_Exercise details_: All of the material below is to be restated word for word, apart from the pictures.

Excerpts from a figure dataset
▼▼▼

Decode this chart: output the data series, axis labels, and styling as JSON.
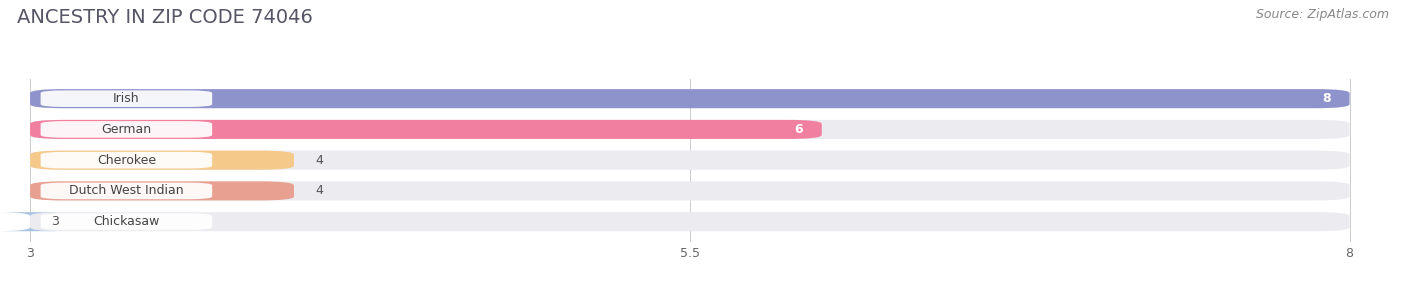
{
  "title": "ANCESTRY IN ZIP CODE 74046",
  "source": "Source: ZipAtlas.com",
  "categories": [
    "Irish",
    "German",
    "Cherokee",
    "Dutch West Indian",
    "Chickasaw"
  ],
  "values": [
    8,
    6,
    4,
    4,
    3
  ],
  "bar_colors": [
    "#8f93cc",
    "#f07fa0",
    "#f5c98a",
    "#e8a090",
    "#a8c4e0"
  ],
  "bar_bg_color": "#ebebf0",
  "label_bg_color": "#ffffff",
  "xlim_data": [
    3,
    8
  ],
  "xticks": [
    3,
    5.5,
    8
  ],
  "background_color": "#ffffff",
  "title_fontsize": 14,
  "source_fontsize": 9,
  "label_fontsize": 9,
  "value_fontsize": 9,
  "bar_height": 0.62,
  "value_color_inside": "#ffffff",
  "value_color_outside": "#555555",
  "title_color": "#555566",
  "source_color": "#888888"
}
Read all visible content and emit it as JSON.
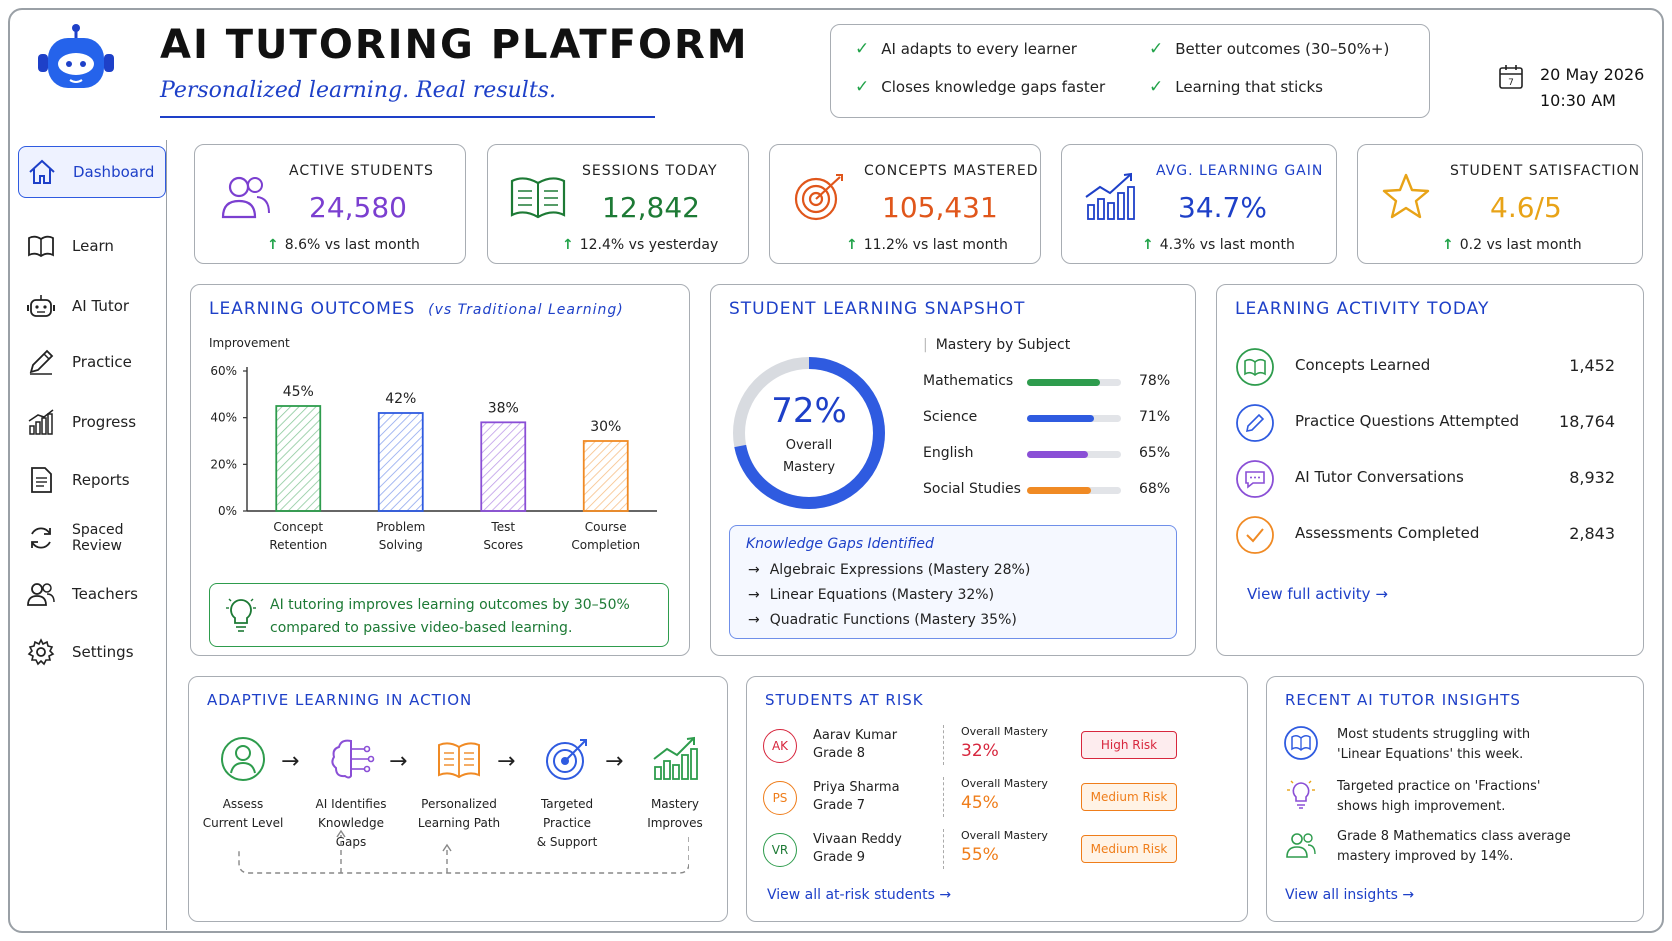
{
  "header": {
    "title": "AI TUTORING PLATFORM",
    "subtitle": "Personalized learning. Real results.",
    "benefits": [
      "AI adapts to every learner",
      "Better outcomes (30–50%+)",
      "Closes knowledge gaps faster",
      "Learning that sticks"
    ],
    "date": "20 May 2026",
    "time": "10:30 AM"
  },
  "sidebar": {
    "items": [
      {
        "label": "Dashboard",
        "icon": "home-icon",
        "active": true
      },
      {
        "label": "Learn",
        "icon": "book-icon"
      },
      {
        "label": "AI Tutor",
        "icon": "robot-icon"
      },
      {
        "label": "Practice",
        "icon": "pencil-icon"
      },
      {
        "label": "Progress",
        "icon": "chart-icon"
      },
      {
        "label": "Reports",
        "icon": "document-icon"
      },
      {
        "label": "Spaced Review",
        "icon": "refresh-icon"
      },
      {
        "label": "Teachers",
        "icon": "users-icon"
      },
      {
        "label": "Settings",
        "icon": "gear-icon"
      }
    ]
  },
  "kpis": [
    {
      "label": "ACTIVE STUDENTS",
      "value": "24,580",
      "delta": "8.6% vs last month",
      "color": "#7b3fd0"
    },
    {
      "label": "SESSIONS TODAY",
      "value": "12,842",
      "delta": "12.4% vs yesterday",
      "color": "#1d7a35"
    },
    {
      "label": "CONCEPTS MASTERED",
      "value": "105,431",
      "delta": "11.2% vs last month",
      "color": "#e0561b"
    },
    {
      "label": "AVG. LEARNING GAIN",
      "value": "34.7%",
      "delta": "4.3% vs last month",
      "color": "#1e40c8"
    },
    {
      "label": "STUDENT SATISFACTION",
      "value": "4.6/5",
      "delta": "0.2 vs last month",
      "color": "#e8a317"
    }
  ],
  "outcomes": {
    "title": "LEARNING OUTCOMES",
    "title_sub": "(vs Traditional Learning)",
    "insight": [
      "AI tutoring improves learning outcomes by 30–50%",
      "compared to passive video-based learning."
    ]
  },
  "chart_data": {
    "type": "bar",
    "ylabel": "Improvement",
    "categories": [
      "Concept Retention",
      "Problem Solving",
      "Test Scores",
      "Course Completion"
    ],
    "category_lines": [
      [
        "Concept",
        "Retention"
      ],
      [
        "Problem",
        "Solving"
      ],
      [
        "Test",
        "Scores"
      ],
      [
        "Course",
        "Completion"
      ]
    ],
    "values": [
      45,
      42,
      38,
      30
    ],
    "value_labels": [
      "45%",
      "42%",
      "38%",
      "30%"
    ],
    "colors": [
      "#2e9c4d",
      "#2f5be0",
      "#8a4fd6",
      "#f08a24"
    ],
    "ylim": [
      0,
      60
    ],
    "yticks": [
      "0%",
      "20%",
      "40%",
      "60%"
    ],
    "grid": false
  },
  "snapshot": {
    "title": "STUDENT LEARNING SNAPSHOT",
    "overall_value": "72%",
    "overall_fraction": 0.72,
    "overall_label": [
      "Overall",
      "Mastery"
    ],
    "mastery_header": "Mastery by Subject",
    "subjects": [
      {
        "name": "Mathematics",
        "pct": "78%",
        "value": 78,
        "color": "#2e9c4d"
      },
      {
        "name": "Science",
        "pct": "71%",
        "value": 71,
        "color": "#2f5be0"
      },
      {
        "name": "English",
        "pct": "65%",
        "value": 65,
        "color": "#8a4fd6"
      },
      {
        "name": "Social Studies",
        "pct": "68%",
        "value": 68,
        "color": "#f08a24"
      }
    ],
    "gaps_title": "Knowledge Gaps Identified",
    "gaps": [
      "Algebraic Expressions (Mastery 28%)",
      "Linear Equations (Mastery 32%)",
      "Quadratic Functions (Mastery 35%)"
    ]
  },
  "activity": {
    "title": "LEARNING ACTIVITY TODAY",
    "items": [
      {
        "label": "Concepts Learned",
        "value": "1,452",
        "color": "#2e9c4d"
      },
      {
        "label": "Practice Questions Attempted",
        "value": "18,764",
        "color": "#2f5be0"
      },
      {
        "label": "AI Tutor Conversations",
        "value": "8,932",
        "color": "#8a4fd6"
      },
      {
        "label": "Assessments Completed",
        "value": "2,843",
        "color": "#f08a24"
      }
    ],
    "link": "View full activity →"
  },
  "adaptive": {
    "title": "ADAPTIVE LEARNING IN ACTION",
    "steps": [
      {
        "lines": [
          "Assess",
          "Current Level"
        ]
      },
      {
        "lines": [
          "AI Identifies",
          "Knowledge Gaps"
        ]
      },
      {
        "lines": [
          "Personalized",
          "Learning Path"
        ]
      },
      {
        "lines": [
          "Targeted Practice",
          "& Support"
        ]
      },
      {
        "lines": [
          "Mastery",
          "Improves"
        ]
      }
    ]
  },
  "risk": {
    "title": "STUDENTS AT RISK",
    "mastery_label": "Overall Mastery",
    "students": [
      {
        "initials": "AK",
        "name": "Aarav Kumar",
        "grade": "Grade 8",
        "mastery": "32%",
        "risk": "High Risk",
        "color": "#d7263d"
      },
      {
        "initials": "PS",
        "name": "Priya Sharma",
        "grade": "Grade 7",
        "mastery": "45%",
        "risk": "Medium Risk",
        "color": "#ef7d1a"
      },
      {
        "initials": "VR",
        "name": "Vivaan Reddy",
        "grade": "Grade 9",
        "mastery": "55%",
        "risk": "Medium Risk",
        "color": "#ef7d1a"
      }
    ],
    "link": "View all at-risk students →"
  },
  "insights": {
    "title": "RECENT AI TUTOR INSIGHTS",
    "items": [
      {
        "lines": [
          "Most students struggling with",
          "'Linear Equations' this week."
        ],
        "icon": "book-icon",
        "color": "#2f5be0"
      },
      {
        "lines": [
          "Targeted practice on 'Fractions'",
          "shows high improvement."
        ],
        "icon": "lightbulb-icon",
        "color": "#8a4fd6"
      },
      {
        "lines": [
          "Grade 8 Mathematics class average",
          "mastery improved by 14%."
        ],
        "icon": "users-icon",
        "color": "#2e9c4d"
      }
    ],
    "link": "View all insights →"
  }
}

▲▲▲

_The completed task_:
Decode this chart: output the data series, axis labels, and styling as JSON.
{
  "title": "ANCESTRY IN ZIP CODE 74046",
  "source": "Source: ZipAtlas.com",
  "categories": [
    "Irish",
    "German",
    "Cherokee",
    "Dutch West Indian",
    "Chickasaw"
  ],
  "values": [
    8,
    6,
    4,
    4,
    3
  ],
  "bar_colors": [
    "#8f93cc",
    "#f07fa0",
    "#f5c98a",
    "#e8a090",
    "#a8c4e0"
  ],
  "bar_bg_color": "#ebebf0",
  "label_bg_color": "#ffffff",
  "xlim_data": [
    3,
    8
  ],
  "xticks": [
    3,
    5.5,
    8
  ],
  "background_color": "#ffffff",
  "title_fontsize": 14,
  "source_fontsize": 9,
  "label_fontsize": 9,
  "value_fontsize": 9,
  "bar_height": 0.62,
  "value_color_inside": "#ffffff",
  "value_color_outside": "#555555",
  "title_color": "#555566",
  "source_color": "#888888"
}
Read all visible content and emit it as JSON.
{
  "header": {
    "title": "AI TUTORING PLATFORM",
    "subtitle": "Personalized learning. Real results.",
    "benefits": [
      "AI adapts to every learner",
      "Better outcomes (30–50%+)",
      "Closes knowledge gaps faster",
      "Learning that sticks"
    ],
    "date": "20 May 2026",
    "time": "10:30 AM"
  },
  "sidebar": {
    "items": [
      {
        "label": "Dashboard",
        "icon": "home-icon",
        "active": true
      },
      {
        "label": "Learn",
        "icon": "book-icon"
      },
      {
        "label": "AI Tutor",
        "icon": "robot-icon"
      },
      {
        "label": "Practice",
        "icon": "pencil-icon"
      },
      {
        "label": "Progress",
        "icon": "chart-icon"
      },
      {
        "label": "Reports",
        "icon": "document-icon"
      },
      {
        "label": "Spaced Review",
        "icon": "refresh-icon"
      },
      {
        "label": "Teachers",
        "icon": "users-icon"
      },
      {
        "label": "Settings",
        "icon": "gear-icon"
      }
    ]
  },
  "kpis": [
    {
      "label": "ACTIVE STUDENTS",
      "value": "24,580",
      "delta": "8.6% vs last month",
      "color": "#7b3fd0"
    },
    {
      "label": "SESSIONS TODAY",
      "value": "12,842",
      "delta": "12.4% vs yesterday",
      "color": "#1d7a35"
    },
    {
      "label": "CONCEPTS MASTERED",
      "value": "105,431",
      "delta": "11.2% vs last month",
      "color": "#e0561b"
    },
    {
      "label": "AVG. LEARNING GAIN",
      "value": "34.7%",
      "delta": "4.3% vs last month",
      "color": "#1e40c8"
    },
    {
      "label": "STUDENT SATISFACTION",
      "value": "4.6/5",
      "delta": "0.2 vs last month",
      "color": "#e8a317"
    }
  ],
  "outcomes": {
    "title": "LEARNING OUTCOMES",
    "title_sub": "(vs Traditional Learning)",
    "insight": [
      "AI tutoring improves learning outcomes by 30–50%",
      "compared to passive video-based learning."
    ]
  },
  "chart_data": {
    "type": "bar",
    "ylabel": "Improvement",
    "categories": [
      "Concept Retention",
      "Problem Solving",
      "Test Scores",
      "Course Completion"
    ],
    "category_lines": [
      [
        "Concept",
        "Retention"
      ],
      [
        "Problem",
        "Solving"
      ],
      [
        "Test",
        "Scores"
      ],
      [
        "Course",
        "Completion"
      ]
    ],
    "values": [
      45,
      42,
      38,
      30
    ],
    "value_labels": [
      "45%",
      "42%",
      "38%",
      "30%"
    ],
    "colors": [
      "#2e9c4d",
      "#2f5be0",
      "#8a4fd6",
      "#f08a24"
    ],
    "ylim": [
      0,
      60
    ],
    "yticks": [
      "0%",
      "20%",
      "40%",
      "60%"
    ],
    "grid": false
  },
  "snapshot": {
    "title": "STUDENT LEARNING SNAPSHOT",
    "overall_value": "72%",
    "overall_fraction": 0.72,
    "overall_label": [
      "Overall",
      "Mastery"
    ],
    "mastery_header": "Mastery by Subject",
    "subjects": [
      {
        "name": "Mathematics",
        "pct": "78%",
        "value": 78,
        "color": "#2e9c4d"
      },
      {
        "name": "Science",
        "pct": "71%",
        "value": 71,
        "color": "#2f5be0"
      },
      {
        "name": "English",
        "pct": "65%",
        "value": 65,
        "color": "#8a4fd6"
      },
      {
        "name": "Social Studies",
        "pct": "68%",
        "value": 68,
        "color": "#f08a24"
      }
    ],
    "gaps_title": "Knowledge Gaps Identified",
    "gaps": [
      "Algebraic Expressions (Mastery 28%)",
      "Linear Equations (Mastery 32%)",
      "Quadratic Functions (Mastery 35%)"
    ]
  },
  "activity": {
    "title": "LEARNING ACTIVITY TODAY",
    "items": [
      {
        "label": "Concepts Learned",
        "value": "1,452",
        "color": "#2e9c4d"
      },
      {
        "label": "Practice Questions Attempted",
        "value": "18,764",
        "color": "#2f5be0"
      },
      {
        "label": "AI Tutor Conversations",
        "value": "8,932",
        "color": "#8a4fd6"
      },
      {
        "label": "Assessments Completed",
        "value": "2,843",
        "color": "#f08a24"
      }
    ],
    "link": "View full activity →"
  },
  "adaptive": {
    "title": "ADAPTIVE LEARNING IN ACTION",
    "steps": [
      {
        "lines": [
          "Assess",
          "Current Level"
        ]
      },
      {
        "lines": [
          "AI Identifies",
          "Knowledge Gaps"
        ]
      },
      {
        "lines": [
          "Personalized",
          "Learning Path"
        ]
      },
      {
        "lines": [
          "Targeted Practice",
          "& Support"
        ]
      },
      {
        "lines": [
          "Mastery",
          "Improves"
        ]
      }
    ]
  },
  "risk": {
    "title": "STUDENTS AT RISK",
    "mastery_label": "Overall Mastery",
    "students": [
      {
        "initials": "AK",
        "name": "Aarav Kumar",
        "grade": "Grade 8",
        "mastery": "32%",
        "risk": "High Risk",
        "color": "#d7263d"
      },
      {
        "initials": "PS",
        "name": "Priya Sharma",
        "grade": "Grade 7",
        "mastery": "45%",
        "risk": "Medium Risk",
        "color": "#ef7d1a"
      },
      {
        "initials": "VR",
        "name": "Vivaan Reddy",
        "grade": "Grade 9",
        "mastery": "55%",
        "risk": "Medium Risk",
        "color": "#ef7d1a"
      }
    ],
    "link": "View all at-risk students →"
  },
  "insights": {
    "title": "RECENT AI TUTOR INSIGHTS",
    "items": [
      {
        "lines": [
          "Most students struggling with",
          "'Linear Equations' this week."
        ],
        "icon": "book-icon",
        "color": "#2f5be0"
      },
      {
        "lines": [
          "Targeted practice on 'Fractions'",
          "shows high improvement."
        ],
        "icon": "lightbulb-icon",
        "color": "#8a4fd6"
      },
      {
        "lines": [
          "Grade 8 Mathematics class average",
          "mastery improved by 14%."
        ],
        "icon": "users-icon",
        "color": "#2e9c4d"
      }
    ],
    "link": "View all insights →"
  }
}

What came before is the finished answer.